> **Task description**
Consider the data that follows and state how many lines contain the string "xuất", using the number alone.

Stored records:
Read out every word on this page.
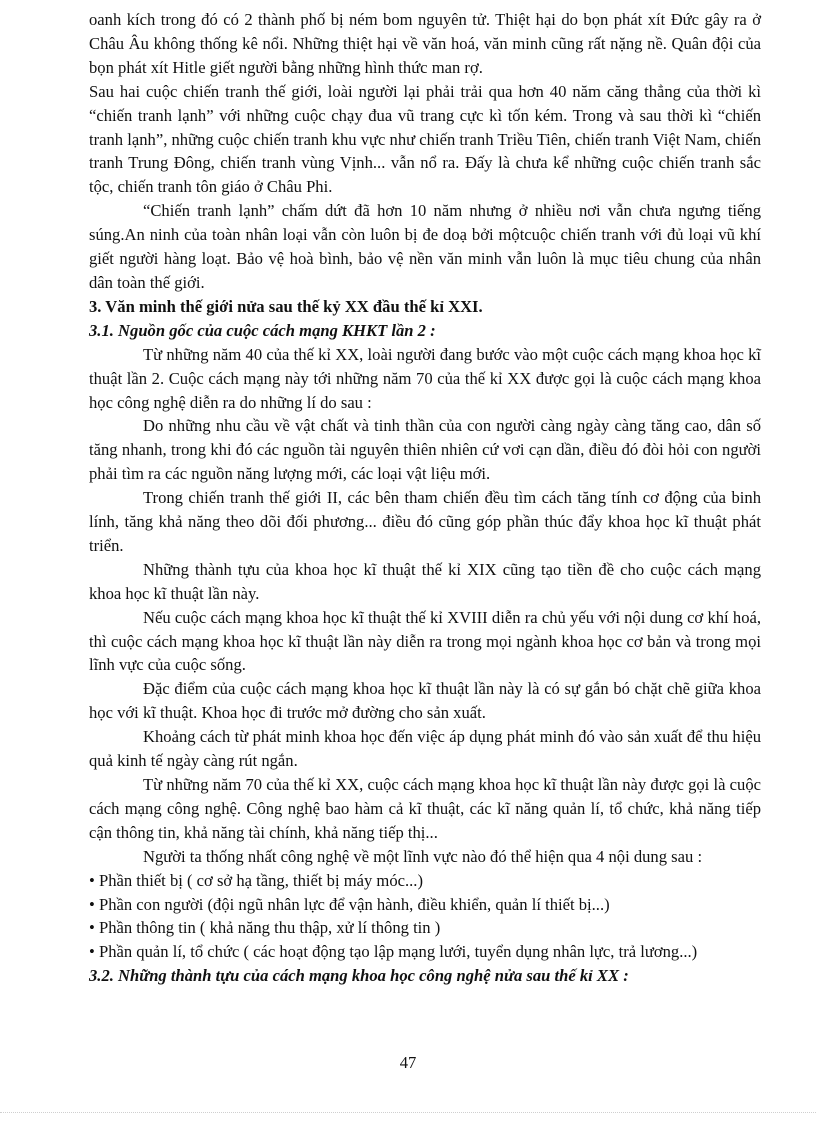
oanh kích trong đó có 2 thành phố bị ném bom nguyên tử. Thiệt hại do bọn phát xít Đức gây ra ở Châu Âu không thống kê nổi. Những thiệt hại về văn hoá, văn minh cũng rất nặng nề. Quân đội của bọn phát xít Hitle giết người bằng những hình thức man rợ.

Sau hai cuộc chiến tranh thế giới, loài người lại phải trải qua hơn 40 năm căng thẳng của thời kì “chiến tranh lạnh” với những cuộc chạy đua vũ trang cực kì tốn kém. Trong và sau thời kì “chiến tranh lạnh”, những cuộc chiến tranh khu vực như chiến tranh Triều Tiên, chiến tranh Việt Nam, chiến tranh Trung Đông, chiến tranh vùng Vịnh... vẫn nổ ra. Đấy là chưa kể những cuộc chiến tranh sắc tộc, chiến tranh tôn giáo ở Châu Phi.

“Chiến tranh lạnh” chấm dứt đã hơn 10 năm nhưng ở nhiều nơi vẫn chưa ngưng tiếng súng.An ninh của toàn nhân loại vẫn còn luôn bị đe doạ bởi mộtcuộc chiến tranh với đủ loại vũ khí giết người hàng loạt. Bảo vệ hoà bình, bảo vệ nền văn minh vẫn luôn là mục tiêu chung của nhân dân toàn thế giới.

3. Văn minh thế giới nửa sau thế kỷ XX đầu thế kỉ XXI.

3.1. Nguồn gốc của cuộc cách mạng KHKT lần 2 :

Từ những năm 40 của thế kỉ XX, loài người đang bước vào một cuộc cách mạng khoa học kĩ thuật lần 2. Cuộc cách mạng này tới những năm 70 của thế kỉ XX được gọi là cuộc cách mạng khoa học công nghệ diễn ra do những lí do sau :

Do những nhu cầu về vật chất và tinh thần của con người càng ngày càng tăng cao, dân số tăng nhanh, trong khi đó các nguồn tài nguyên thiên nhiên cứ vơi cạn dần, điều đó đòi hỏi con người phải tìm ra các nguồn năng lượng mới, các loại vật liệu mới.

Trong chiến tranh thế giới II, các bên tham chiến đều tìm cách tăng tính cơ động của binh lính, tăng khả năng theo dõi đối phương... điều đó cũng góp phần thúc đẩy khoa học kĩ thuật phát triển.

Những thành tựu của khoa học kĩ thuật thế kỉ XIX cũng tạo tiền đề cho cuộc cách mạng khoa học kĩ thuật lần này.

Nếu cuộc cách mạng khoa học kĩ thuật thế kỉ XVIII diễn ra chủ yếu với nội dung cơ khí hoá, thì cuộc cách mạng khoa học kĩ thuật lần này diễn ra trong mọi ngành khoa học cơ bản và trong mọi lĩnh vực của cuộc sống.

Đặc điểm của cuộc cách mạng khoa học kĩ thuật lần này là có sự gắn bó chặt chẽ giữa khoa học với kĩ thuật. Khoa học đi trước mở đường cho sản xuất.

Khoảng cách từ phát minh khoa học đến việc áp dụng phát minh đó vào sản xuất để thu hiệu quả kinh tế ngày càng rút ngắn.

Từ những năm 70 của thế kỉ XX, cuộc cách mạng khoa học kĩ thuật lần này được gọi là cuộc cách mạng công nghệ. Công nghệ bao hàm cả kĩ thuật, các kĩ năng quản lí, tổ chức, khả năng tiếp cận thông tin, khả năng tài chính, khả năng tiếp thị...

Người ta thống nhất công nghệ về một lĩnh vực nào đó thể hiện qua 4 nội dung sau :

• Phần thiết bị ( cơ sở hạ tầng, thiết bị máy móc...)
• Phần con người (đội ngũ nhân lực để vận hành, điều khiển, quản lí thiết bị...)
• Phần thông tin ( khả năng thu thập, xử lí thông tin )
• Phần quản lí, tổ chức ( các hoạt động tạo lập mạng lưới, tuyển dụng nhân lực, trả lương...)

3.2. Những thành tựu của cách mạng khoa học công nghệ nửa sau thế kỉ XX :

47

> **Task output**
2